*EXERCISE REQUIREMENTS*: Every line with the string "Output" should be gathered.

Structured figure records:
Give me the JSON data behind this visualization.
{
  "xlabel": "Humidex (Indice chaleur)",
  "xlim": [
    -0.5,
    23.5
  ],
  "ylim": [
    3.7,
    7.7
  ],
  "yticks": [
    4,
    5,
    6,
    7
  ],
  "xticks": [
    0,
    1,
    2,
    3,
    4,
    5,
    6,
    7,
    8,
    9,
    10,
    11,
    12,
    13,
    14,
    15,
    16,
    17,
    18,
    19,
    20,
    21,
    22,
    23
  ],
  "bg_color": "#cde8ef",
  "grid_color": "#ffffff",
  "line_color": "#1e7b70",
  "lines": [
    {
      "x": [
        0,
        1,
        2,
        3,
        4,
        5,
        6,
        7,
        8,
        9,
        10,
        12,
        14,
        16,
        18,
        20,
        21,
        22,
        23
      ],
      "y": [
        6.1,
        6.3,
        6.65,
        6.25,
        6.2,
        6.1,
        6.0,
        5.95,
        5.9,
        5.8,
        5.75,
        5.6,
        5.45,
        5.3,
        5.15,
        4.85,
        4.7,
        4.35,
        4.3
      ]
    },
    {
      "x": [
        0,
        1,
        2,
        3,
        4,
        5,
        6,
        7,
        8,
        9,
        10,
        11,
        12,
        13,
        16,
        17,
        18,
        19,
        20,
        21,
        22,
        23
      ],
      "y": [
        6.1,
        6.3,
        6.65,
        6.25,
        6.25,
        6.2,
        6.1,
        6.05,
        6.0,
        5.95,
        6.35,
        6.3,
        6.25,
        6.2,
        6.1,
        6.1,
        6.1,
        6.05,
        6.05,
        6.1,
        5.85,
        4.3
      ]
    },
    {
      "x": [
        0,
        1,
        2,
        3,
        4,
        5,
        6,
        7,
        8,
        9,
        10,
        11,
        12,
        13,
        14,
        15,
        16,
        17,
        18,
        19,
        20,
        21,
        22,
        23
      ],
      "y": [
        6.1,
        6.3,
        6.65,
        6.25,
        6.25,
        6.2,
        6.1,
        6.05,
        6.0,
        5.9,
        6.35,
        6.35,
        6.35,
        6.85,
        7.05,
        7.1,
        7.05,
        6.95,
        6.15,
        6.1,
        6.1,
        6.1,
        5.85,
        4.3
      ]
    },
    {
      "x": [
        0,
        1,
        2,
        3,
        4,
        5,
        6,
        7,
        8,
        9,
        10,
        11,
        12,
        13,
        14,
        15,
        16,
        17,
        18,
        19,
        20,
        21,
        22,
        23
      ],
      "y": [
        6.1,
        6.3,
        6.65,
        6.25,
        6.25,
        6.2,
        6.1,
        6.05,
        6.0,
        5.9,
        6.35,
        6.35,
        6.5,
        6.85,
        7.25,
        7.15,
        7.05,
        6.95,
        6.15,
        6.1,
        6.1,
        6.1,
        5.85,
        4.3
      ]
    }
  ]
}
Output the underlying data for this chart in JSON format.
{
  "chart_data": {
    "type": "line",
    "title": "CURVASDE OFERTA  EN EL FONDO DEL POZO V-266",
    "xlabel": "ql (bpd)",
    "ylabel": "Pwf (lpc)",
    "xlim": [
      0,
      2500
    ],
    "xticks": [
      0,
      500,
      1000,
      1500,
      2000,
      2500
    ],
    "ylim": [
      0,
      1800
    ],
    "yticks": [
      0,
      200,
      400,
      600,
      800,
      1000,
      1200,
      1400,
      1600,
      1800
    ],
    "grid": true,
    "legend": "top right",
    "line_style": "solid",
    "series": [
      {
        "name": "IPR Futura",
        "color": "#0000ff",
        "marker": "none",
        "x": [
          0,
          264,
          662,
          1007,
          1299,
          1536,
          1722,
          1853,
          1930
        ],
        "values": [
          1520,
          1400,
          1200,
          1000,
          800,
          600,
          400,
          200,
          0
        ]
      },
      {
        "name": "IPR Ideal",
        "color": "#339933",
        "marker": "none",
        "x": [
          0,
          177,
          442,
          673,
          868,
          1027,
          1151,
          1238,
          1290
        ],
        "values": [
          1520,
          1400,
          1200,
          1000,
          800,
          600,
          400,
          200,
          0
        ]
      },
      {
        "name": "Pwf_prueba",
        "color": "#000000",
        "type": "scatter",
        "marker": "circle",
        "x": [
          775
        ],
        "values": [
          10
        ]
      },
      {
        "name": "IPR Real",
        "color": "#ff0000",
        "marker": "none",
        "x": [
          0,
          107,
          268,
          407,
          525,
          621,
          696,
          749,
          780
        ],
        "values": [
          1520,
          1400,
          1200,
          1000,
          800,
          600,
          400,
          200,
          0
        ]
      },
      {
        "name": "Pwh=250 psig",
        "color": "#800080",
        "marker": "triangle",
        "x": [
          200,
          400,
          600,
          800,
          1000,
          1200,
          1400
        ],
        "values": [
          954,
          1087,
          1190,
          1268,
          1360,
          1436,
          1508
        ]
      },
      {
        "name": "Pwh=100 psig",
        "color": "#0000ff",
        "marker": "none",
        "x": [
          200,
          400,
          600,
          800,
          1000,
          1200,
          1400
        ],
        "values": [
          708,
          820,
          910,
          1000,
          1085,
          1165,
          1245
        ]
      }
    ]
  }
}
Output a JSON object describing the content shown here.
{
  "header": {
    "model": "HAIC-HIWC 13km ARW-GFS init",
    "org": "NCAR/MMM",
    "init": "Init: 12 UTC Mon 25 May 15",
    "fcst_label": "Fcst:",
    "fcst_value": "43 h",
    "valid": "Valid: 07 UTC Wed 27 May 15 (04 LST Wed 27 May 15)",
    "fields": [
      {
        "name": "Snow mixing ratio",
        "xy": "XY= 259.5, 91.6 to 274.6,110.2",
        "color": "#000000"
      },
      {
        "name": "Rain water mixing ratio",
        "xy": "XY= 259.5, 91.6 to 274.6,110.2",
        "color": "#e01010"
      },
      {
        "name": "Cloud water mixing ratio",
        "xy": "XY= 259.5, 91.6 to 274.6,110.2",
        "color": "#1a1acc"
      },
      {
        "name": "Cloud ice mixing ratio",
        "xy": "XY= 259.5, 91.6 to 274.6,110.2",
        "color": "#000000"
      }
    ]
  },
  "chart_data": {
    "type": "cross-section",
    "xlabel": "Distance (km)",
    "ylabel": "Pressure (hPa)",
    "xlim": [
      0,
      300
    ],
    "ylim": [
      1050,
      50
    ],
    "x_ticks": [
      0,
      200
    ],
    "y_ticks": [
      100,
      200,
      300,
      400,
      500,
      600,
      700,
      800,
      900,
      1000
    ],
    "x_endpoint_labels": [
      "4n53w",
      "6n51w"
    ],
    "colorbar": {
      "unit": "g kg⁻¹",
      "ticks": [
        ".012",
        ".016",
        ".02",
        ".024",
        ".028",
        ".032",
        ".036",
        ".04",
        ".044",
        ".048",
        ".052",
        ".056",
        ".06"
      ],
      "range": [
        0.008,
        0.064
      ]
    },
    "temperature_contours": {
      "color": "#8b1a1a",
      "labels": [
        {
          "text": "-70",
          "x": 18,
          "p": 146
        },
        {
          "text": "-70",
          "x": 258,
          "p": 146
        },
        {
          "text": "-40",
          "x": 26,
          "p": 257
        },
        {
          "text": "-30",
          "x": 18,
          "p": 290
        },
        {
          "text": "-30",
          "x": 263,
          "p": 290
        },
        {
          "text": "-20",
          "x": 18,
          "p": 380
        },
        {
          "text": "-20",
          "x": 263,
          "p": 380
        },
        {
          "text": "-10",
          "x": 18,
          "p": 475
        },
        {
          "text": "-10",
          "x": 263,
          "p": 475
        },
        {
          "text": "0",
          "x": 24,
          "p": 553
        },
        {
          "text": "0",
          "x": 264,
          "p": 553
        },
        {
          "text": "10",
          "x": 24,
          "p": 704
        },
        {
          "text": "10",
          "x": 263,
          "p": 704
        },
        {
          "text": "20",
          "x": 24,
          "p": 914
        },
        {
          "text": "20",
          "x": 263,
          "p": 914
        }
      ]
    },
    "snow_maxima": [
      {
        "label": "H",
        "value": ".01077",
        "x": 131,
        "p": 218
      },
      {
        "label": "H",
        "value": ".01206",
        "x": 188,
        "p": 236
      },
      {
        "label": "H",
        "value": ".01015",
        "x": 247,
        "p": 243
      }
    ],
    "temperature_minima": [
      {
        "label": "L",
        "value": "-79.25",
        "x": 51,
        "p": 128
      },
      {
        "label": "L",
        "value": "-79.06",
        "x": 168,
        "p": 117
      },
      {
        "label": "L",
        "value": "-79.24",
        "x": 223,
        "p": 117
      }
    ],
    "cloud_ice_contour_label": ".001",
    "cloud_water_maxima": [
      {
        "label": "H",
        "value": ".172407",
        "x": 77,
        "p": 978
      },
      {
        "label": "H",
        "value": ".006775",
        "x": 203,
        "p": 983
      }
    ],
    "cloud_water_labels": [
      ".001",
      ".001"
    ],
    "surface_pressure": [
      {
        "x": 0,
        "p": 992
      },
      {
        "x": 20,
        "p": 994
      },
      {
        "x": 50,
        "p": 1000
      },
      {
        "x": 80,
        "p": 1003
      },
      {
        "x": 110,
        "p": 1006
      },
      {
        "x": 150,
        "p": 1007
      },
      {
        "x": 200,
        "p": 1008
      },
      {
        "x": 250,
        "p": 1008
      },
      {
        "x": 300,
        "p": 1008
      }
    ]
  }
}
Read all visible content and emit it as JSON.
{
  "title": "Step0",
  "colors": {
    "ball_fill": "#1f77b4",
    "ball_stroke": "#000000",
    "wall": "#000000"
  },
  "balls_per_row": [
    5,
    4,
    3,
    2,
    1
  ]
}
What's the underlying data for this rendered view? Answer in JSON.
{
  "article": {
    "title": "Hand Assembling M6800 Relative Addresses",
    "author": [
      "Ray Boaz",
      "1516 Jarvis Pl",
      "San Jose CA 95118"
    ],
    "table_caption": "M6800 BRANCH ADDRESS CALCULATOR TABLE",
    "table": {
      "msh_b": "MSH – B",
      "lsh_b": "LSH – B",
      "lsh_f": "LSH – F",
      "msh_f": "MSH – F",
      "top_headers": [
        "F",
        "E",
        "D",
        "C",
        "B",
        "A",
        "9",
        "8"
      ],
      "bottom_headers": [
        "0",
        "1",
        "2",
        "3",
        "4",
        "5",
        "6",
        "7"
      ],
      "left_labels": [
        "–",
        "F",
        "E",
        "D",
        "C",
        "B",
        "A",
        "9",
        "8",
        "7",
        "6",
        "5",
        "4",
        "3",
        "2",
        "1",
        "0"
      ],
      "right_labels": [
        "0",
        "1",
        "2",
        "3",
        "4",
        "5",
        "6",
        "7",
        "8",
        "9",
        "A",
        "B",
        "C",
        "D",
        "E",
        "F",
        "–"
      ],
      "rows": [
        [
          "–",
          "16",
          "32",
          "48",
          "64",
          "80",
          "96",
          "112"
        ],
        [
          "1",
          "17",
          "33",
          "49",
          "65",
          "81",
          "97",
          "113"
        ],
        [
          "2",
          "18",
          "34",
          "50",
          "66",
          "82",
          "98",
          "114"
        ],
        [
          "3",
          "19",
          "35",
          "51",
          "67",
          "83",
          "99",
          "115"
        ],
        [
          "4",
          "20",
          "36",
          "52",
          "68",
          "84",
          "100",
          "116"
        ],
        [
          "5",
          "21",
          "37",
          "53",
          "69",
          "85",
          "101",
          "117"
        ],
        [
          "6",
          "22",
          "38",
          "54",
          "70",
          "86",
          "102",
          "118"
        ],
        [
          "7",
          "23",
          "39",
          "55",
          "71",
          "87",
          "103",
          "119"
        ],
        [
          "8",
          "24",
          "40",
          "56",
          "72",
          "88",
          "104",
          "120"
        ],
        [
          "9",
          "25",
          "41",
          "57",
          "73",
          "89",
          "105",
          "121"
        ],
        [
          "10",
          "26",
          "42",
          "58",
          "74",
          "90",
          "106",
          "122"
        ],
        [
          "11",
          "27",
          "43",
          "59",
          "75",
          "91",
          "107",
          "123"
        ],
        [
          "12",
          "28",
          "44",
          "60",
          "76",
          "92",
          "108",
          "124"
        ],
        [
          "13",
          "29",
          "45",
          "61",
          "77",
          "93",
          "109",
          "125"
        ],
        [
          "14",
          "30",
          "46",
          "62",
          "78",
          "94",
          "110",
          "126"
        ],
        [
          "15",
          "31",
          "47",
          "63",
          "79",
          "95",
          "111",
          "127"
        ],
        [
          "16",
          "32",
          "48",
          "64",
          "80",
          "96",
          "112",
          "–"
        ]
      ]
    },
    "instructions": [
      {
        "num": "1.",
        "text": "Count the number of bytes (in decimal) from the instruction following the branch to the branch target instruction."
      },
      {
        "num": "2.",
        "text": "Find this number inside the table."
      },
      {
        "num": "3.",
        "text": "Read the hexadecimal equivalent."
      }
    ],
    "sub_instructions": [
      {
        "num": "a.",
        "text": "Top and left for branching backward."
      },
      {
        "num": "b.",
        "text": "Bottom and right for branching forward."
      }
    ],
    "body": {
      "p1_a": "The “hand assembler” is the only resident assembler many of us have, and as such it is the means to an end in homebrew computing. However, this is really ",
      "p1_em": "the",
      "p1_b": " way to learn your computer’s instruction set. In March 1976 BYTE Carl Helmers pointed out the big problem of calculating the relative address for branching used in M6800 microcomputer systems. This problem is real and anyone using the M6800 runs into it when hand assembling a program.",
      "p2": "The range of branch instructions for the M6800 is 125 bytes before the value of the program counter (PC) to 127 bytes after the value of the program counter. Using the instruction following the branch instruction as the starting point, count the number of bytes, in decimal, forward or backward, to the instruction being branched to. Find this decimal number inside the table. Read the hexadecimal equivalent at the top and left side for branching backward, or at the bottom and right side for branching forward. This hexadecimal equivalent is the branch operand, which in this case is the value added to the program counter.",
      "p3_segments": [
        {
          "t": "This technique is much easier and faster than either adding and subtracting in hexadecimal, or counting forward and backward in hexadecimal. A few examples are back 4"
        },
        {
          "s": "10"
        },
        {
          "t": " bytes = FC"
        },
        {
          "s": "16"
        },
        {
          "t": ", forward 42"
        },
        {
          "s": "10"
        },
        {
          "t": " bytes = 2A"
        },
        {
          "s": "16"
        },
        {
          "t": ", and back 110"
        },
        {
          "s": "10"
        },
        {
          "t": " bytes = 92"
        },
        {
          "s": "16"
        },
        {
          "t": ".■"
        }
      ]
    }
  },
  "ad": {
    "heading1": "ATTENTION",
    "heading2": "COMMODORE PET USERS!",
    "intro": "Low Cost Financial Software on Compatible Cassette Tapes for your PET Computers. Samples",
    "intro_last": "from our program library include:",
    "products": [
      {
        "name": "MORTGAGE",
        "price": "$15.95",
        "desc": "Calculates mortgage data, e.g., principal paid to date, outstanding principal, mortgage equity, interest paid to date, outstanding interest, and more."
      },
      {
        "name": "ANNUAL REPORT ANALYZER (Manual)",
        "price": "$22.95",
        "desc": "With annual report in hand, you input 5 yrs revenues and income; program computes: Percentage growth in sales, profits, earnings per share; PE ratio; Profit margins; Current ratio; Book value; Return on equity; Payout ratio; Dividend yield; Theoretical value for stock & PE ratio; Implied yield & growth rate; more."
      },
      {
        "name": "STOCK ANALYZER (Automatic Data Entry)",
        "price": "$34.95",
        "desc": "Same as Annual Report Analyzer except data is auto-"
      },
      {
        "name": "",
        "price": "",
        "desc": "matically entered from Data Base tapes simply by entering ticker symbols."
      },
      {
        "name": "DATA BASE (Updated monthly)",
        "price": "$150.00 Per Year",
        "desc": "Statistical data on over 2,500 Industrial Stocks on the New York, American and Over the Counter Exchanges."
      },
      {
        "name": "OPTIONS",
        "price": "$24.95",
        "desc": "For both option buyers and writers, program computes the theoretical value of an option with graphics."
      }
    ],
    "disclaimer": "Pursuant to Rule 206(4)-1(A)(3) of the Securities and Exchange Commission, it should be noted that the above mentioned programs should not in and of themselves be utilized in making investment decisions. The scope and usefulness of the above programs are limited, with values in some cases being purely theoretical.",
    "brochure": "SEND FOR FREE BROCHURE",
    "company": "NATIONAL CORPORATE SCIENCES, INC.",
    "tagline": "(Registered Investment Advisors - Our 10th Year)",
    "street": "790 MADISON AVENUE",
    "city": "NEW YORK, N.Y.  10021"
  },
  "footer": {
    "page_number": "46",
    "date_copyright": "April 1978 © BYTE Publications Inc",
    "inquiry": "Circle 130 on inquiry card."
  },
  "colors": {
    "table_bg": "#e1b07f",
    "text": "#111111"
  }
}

*ANSWER TO THE PROBLEM*:
Output the underlying data for this chart in JSON format.
Output a JSON object describing the content shown here.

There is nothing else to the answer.